REQUEST
Collect each line containing "одна".

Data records

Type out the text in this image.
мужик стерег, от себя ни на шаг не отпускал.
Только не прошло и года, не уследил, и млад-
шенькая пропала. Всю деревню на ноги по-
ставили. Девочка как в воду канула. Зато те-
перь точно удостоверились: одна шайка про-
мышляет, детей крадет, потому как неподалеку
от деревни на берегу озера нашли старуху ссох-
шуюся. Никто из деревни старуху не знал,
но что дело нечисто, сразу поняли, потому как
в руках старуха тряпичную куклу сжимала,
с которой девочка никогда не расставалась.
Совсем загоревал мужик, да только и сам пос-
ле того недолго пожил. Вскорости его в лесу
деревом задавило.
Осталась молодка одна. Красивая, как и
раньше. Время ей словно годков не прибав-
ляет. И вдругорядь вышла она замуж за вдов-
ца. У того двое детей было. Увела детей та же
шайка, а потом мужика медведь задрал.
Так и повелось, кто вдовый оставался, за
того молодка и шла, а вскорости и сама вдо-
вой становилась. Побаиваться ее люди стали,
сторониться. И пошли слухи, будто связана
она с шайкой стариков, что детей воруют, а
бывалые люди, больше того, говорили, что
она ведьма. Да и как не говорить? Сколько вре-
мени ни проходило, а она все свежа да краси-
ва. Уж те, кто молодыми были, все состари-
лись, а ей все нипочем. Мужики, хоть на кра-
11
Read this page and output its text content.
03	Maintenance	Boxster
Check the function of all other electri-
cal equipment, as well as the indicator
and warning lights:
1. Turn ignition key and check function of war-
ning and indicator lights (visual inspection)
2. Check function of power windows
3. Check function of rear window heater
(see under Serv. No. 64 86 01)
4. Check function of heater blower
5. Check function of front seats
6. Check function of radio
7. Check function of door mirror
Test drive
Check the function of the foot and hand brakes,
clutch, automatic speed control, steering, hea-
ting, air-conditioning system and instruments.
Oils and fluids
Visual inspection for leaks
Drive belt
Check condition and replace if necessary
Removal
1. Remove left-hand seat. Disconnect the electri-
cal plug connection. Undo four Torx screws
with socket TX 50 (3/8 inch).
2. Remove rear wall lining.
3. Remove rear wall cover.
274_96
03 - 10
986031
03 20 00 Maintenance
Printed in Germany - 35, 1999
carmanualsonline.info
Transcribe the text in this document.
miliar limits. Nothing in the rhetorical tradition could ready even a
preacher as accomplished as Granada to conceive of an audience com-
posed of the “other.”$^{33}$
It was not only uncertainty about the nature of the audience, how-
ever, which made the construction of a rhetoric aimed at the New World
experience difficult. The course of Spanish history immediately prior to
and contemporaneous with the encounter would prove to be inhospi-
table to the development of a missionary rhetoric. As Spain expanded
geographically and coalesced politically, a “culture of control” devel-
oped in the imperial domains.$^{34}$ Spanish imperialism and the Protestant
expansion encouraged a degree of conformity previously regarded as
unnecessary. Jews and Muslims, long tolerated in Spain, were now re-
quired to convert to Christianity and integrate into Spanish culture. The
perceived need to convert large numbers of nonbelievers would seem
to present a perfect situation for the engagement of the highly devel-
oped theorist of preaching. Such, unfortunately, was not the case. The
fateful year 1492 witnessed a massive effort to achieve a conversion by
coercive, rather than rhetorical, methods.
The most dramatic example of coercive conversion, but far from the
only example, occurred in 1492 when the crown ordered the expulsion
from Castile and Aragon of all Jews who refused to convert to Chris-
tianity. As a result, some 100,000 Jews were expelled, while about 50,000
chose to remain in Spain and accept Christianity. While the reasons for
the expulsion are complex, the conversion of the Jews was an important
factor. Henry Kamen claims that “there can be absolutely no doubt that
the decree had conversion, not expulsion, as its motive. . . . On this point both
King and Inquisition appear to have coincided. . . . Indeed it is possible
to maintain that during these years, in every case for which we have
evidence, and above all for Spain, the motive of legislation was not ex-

CORRECT RESPONSE
перь точно удостоверились: одна шайка про-
Осталась молодка одна. Красивая, как и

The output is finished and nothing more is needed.